Consigne 1:
Reprends sous forme de liste courte le paragraphe du passage sur le préjugé qui commence par « Mais ce qui précède tel jugement actuel », en gardant ses idées principales.

Texte de la page:
########################################
Je note, en même temps, que certaines propositions rencontreront, je le prévois, une résistance. D’où peut venir cette résistance? D’un préjugé, dira-t-on. Sans doute, car ce ne peut être que quelque chose qui précède le jugement actuel.
Mais ce qui précède tel jugement actuel est préjugé au sens fâcheux du mot, si la source en est dans quelque habitude de l’esprit née sans réflexion, dans quelque influence inaperçue de la coutume, de l’exemple, dans quelque passion qui inspire insensiblement la pensée. Alors l’énoncé de certaines propositions provoque la résistance de l’homme esclave de la routine, de l’homme aveuglé, de l’homme passionné, parce que ces propositions contrarient ses vues accoutumées, ou ses préventions. Mais, s’il se trouvait que certaines propositions touchant la vie provoquassent la résistance de l’homme qui se sent et se sait homme, faudrait-il encore crier au préjugé ? Ne conviendrait-il pas plutôt de reconnaître là quelqu’une de ces exigences dont nous parlions plus haut, et contre lesquelles rien ne prévaut?
########################################
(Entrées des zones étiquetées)
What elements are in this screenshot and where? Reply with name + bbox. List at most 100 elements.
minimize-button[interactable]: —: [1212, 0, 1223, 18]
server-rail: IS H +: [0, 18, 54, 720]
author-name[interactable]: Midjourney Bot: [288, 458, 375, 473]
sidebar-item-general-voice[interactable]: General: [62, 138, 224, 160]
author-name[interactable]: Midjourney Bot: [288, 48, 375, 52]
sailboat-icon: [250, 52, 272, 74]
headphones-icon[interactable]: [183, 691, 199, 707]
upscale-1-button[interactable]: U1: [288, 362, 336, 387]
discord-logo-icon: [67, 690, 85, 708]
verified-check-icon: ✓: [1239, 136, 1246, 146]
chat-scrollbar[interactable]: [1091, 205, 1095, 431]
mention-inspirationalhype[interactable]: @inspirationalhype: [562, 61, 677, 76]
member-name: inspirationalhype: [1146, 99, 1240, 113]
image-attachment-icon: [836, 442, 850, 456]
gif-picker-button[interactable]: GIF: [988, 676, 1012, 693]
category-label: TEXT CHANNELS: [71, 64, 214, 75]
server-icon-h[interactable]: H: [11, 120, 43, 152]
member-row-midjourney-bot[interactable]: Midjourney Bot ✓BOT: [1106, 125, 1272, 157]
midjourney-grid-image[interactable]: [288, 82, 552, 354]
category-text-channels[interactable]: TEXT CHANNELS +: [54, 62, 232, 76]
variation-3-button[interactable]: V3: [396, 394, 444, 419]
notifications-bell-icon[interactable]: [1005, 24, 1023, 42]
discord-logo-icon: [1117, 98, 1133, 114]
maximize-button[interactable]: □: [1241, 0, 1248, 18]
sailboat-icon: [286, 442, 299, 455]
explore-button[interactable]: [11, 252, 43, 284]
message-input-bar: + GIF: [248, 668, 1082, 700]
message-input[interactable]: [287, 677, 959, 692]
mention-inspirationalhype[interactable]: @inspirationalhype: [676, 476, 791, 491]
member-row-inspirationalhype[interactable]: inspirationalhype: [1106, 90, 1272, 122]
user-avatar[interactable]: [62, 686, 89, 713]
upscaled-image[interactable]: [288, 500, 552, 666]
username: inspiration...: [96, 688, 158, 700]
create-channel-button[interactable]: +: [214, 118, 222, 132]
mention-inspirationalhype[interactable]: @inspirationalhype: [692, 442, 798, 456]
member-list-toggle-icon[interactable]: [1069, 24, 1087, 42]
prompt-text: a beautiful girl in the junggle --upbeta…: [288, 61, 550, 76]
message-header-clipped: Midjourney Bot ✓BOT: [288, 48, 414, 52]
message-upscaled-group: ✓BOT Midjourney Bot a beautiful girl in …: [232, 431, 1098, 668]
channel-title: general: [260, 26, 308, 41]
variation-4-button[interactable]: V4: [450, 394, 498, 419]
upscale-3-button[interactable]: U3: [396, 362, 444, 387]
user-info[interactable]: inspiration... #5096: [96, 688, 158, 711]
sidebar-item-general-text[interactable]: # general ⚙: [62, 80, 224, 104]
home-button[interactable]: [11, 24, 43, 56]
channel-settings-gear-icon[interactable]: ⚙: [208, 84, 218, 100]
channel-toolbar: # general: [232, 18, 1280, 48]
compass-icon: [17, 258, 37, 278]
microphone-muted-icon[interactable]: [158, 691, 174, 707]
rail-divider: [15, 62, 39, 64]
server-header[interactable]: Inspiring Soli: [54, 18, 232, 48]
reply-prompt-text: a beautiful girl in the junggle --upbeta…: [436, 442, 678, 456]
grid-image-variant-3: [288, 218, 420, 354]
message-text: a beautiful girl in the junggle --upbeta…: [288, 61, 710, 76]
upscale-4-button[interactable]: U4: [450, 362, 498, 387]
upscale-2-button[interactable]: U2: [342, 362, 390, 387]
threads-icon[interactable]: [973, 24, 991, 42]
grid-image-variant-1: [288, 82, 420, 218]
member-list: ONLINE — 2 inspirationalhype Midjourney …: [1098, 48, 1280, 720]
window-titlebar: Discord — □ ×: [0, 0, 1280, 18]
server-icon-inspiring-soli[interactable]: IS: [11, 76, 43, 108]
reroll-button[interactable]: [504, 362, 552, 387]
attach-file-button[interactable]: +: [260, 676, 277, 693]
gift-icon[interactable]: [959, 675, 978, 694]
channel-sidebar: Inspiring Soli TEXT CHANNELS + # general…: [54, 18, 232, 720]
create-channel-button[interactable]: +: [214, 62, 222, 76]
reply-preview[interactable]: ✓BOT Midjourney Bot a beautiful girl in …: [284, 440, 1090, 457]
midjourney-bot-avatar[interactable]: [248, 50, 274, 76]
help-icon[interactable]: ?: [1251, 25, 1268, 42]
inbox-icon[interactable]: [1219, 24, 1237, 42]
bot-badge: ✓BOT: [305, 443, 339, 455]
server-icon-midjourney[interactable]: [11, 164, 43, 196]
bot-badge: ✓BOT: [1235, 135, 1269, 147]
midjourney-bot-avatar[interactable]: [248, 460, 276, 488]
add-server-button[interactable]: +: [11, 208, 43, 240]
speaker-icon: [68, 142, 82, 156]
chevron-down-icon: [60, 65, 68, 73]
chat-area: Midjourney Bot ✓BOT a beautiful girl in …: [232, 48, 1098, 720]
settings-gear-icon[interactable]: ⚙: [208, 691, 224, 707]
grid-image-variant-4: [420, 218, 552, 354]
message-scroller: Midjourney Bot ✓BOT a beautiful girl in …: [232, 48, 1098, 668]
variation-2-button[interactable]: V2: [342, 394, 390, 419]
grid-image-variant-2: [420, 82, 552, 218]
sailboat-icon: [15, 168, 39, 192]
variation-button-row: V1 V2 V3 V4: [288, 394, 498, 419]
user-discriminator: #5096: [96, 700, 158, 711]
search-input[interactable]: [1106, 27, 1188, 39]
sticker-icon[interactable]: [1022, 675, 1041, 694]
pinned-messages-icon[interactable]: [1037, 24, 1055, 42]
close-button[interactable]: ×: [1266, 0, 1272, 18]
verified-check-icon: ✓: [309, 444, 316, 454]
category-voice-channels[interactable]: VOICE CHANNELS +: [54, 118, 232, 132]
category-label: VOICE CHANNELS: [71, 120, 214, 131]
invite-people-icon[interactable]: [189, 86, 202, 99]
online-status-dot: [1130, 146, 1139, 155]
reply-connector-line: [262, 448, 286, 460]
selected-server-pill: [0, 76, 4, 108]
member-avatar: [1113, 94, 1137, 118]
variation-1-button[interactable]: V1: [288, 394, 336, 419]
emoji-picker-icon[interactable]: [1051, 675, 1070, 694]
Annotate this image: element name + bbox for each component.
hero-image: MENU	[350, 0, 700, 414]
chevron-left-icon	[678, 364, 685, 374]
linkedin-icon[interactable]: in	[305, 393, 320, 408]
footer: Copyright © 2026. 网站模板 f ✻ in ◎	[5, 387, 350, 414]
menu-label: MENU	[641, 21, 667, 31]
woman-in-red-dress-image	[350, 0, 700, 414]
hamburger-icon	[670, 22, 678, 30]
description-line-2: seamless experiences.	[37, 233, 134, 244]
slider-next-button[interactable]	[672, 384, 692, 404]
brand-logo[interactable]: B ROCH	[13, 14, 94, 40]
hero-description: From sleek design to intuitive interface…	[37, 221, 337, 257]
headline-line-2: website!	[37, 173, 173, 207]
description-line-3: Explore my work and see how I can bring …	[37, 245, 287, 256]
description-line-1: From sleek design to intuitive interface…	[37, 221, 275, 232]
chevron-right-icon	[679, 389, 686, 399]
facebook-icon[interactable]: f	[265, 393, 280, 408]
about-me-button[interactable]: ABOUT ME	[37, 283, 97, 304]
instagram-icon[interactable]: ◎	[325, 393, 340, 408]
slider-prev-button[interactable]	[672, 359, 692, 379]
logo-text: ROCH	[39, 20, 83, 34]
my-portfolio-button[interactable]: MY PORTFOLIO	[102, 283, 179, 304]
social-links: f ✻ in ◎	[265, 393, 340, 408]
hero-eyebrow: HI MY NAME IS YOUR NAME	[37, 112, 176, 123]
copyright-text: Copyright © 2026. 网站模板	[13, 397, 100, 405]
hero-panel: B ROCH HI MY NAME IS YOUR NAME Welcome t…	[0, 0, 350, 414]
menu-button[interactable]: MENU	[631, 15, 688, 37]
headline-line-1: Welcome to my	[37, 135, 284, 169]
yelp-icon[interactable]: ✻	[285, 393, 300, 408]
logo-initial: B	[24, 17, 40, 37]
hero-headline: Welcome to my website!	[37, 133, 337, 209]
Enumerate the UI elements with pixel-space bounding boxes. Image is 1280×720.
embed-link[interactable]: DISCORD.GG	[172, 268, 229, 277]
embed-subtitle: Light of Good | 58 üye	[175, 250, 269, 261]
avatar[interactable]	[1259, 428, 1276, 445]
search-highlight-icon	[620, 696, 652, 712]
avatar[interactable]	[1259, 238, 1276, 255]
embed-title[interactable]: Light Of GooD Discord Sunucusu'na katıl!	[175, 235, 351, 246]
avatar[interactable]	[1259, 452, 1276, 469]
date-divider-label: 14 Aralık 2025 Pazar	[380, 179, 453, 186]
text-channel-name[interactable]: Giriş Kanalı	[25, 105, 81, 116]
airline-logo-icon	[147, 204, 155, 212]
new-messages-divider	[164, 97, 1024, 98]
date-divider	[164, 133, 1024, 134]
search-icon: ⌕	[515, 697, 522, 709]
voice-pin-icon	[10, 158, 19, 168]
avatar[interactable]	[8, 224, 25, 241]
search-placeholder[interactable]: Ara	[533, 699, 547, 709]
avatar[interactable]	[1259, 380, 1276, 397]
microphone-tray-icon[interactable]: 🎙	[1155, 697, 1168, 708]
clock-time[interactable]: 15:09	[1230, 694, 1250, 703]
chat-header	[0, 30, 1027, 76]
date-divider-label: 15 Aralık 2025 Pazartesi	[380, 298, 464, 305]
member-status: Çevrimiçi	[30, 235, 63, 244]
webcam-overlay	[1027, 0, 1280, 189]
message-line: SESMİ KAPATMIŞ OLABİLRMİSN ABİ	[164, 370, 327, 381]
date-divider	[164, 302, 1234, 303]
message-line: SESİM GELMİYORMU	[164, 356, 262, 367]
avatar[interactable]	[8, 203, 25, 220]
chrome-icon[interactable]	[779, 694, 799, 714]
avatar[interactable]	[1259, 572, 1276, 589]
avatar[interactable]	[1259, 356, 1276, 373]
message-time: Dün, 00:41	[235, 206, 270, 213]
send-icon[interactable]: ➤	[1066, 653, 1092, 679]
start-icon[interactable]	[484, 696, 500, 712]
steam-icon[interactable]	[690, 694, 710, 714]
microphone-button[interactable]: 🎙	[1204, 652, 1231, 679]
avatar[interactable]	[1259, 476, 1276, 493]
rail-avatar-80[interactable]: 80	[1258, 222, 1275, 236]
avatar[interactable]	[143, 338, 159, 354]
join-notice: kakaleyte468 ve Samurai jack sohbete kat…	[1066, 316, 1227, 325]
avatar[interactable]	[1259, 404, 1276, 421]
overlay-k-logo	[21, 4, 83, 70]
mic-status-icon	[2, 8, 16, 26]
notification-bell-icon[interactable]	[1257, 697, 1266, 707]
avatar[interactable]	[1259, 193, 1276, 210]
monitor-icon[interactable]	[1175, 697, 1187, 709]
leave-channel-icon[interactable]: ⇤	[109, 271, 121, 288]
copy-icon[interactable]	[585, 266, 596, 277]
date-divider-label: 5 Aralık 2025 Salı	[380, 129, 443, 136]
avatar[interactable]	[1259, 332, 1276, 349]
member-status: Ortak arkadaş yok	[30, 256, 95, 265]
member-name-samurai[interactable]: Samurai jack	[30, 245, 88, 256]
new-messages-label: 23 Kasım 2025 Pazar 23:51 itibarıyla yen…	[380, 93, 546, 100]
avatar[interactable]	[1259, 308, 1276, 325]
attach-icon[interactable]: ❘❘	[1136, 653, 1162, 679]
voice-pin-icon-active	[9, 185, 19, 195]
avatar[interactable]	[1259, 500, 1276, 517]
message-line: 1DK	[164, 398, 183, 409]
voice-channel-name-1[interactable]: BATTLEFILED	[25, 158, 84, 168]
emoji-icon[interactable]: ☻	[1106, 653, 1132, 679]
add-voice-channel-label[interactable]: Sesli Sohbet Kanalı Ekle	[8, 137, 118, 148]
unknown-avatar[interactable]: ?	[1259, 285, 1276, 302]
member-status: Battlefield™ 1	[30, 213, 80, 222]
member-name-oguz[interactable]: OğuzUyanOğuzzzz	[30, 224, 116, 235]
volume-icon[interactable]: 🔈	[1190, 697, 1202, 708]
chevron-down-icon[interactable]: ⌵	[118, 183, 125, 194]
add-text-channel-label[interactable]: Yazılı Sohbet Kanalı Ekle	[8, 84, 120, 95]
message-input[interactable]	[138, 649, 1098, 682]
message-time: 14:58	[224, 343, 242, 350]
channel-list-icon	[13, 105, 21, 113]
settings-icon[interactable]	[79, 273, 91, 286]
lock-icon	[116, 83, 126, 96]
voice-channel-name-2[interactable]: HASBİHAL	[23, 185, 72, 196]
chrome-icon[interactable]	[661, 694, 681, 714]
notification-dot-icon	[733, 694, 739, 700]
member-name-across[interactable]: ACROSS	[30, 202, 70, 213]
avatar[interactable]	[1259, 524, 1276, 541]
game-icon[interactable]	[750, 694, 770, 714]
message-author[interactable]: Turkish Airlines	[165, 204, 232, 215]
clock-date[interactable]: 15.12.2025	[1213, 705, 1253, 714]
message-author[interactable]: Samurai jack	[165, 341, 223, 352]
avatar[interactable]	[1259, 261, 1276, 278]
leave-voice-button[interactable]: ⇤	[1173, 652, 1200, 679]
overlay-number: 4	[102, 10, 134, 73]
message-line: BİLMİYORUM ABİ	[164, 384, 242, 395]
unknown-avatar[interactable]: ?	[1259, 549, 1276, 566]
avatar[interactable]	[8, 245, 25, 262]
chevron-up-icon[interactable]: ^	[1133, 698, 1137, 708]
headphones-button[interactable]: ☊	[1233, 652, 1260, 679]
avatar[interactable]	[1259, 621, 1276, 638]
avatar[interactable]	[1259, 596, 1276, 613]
########################################
Consigne 2:
Recopie à l'identique les lignes de données placées plus haut, depuis la toute première jusqu'à celle qui contient « image-attachment-icon: [836, 442, 850, 456] », incluse.

Résultat final 1:
- Ce qui précède un jugement est un préjugé au mauvais sens du mot quand cela vient d'une habitude de l'esprit née sans réflexion, d'une influence inaperçue de la coutume ou de l'exemple, ou d'une passion qui guide la pensée sans qu'on s'en rende compte.
- Dans ce cas, certaines propositions se heurtent à la résistance de l'homme esclave de la routine, aveuglé ou passionné, parce qu'elles contrarient ses vues habituelles ou ses préventions.
- Si des propositions sur la vie se heurtent à la résistance de l'homme qui se sent et se sait homme, le passage demande s'il faudrait encore parler de préjugé. Il suggère d'y voir plutôt une des exigences évoquées plus haut, contre lesquelles rien ne prévaut.

Résultat final 2:
What elements are in this screenshot and where? Reply with name + bbox. List at most 100 elements.
minimize-button[interactable]: —: [1212, 0, 1223, 18]
server-rail: IS H +: [0, 18, 54, 720]
author-name[interactable]: Midjourney Bot: [288, 458, 375, 473]
sidebar-item-general-voice[interactable]: General: [62, 138, 224, 160]
author-name[interactable]: Midjourney Bot: [288, 48, 375, 52]
sailboat-icon: [250, 52, 272, 74]
headphones-icon[interactable]: [183, 691, 199, 707]
upscale-1-button[interactable]: U1: [288, 362, 336, 387]
discord-logo-icon: [67, 690, 85, 708]
verified-check-icon: ✓: [1239, 136, 1246, 146]
chat-scrollbar[interactable]: [1091, 205, 1095, 431]
mention-inspirationalhype[interactable]: @inspirationalhype: [562, 61, 677, 76]
member-name: inspirationalhype: [1146, 99, 1240, 113]
image-attachment-icon: [836, 442, 850, 456]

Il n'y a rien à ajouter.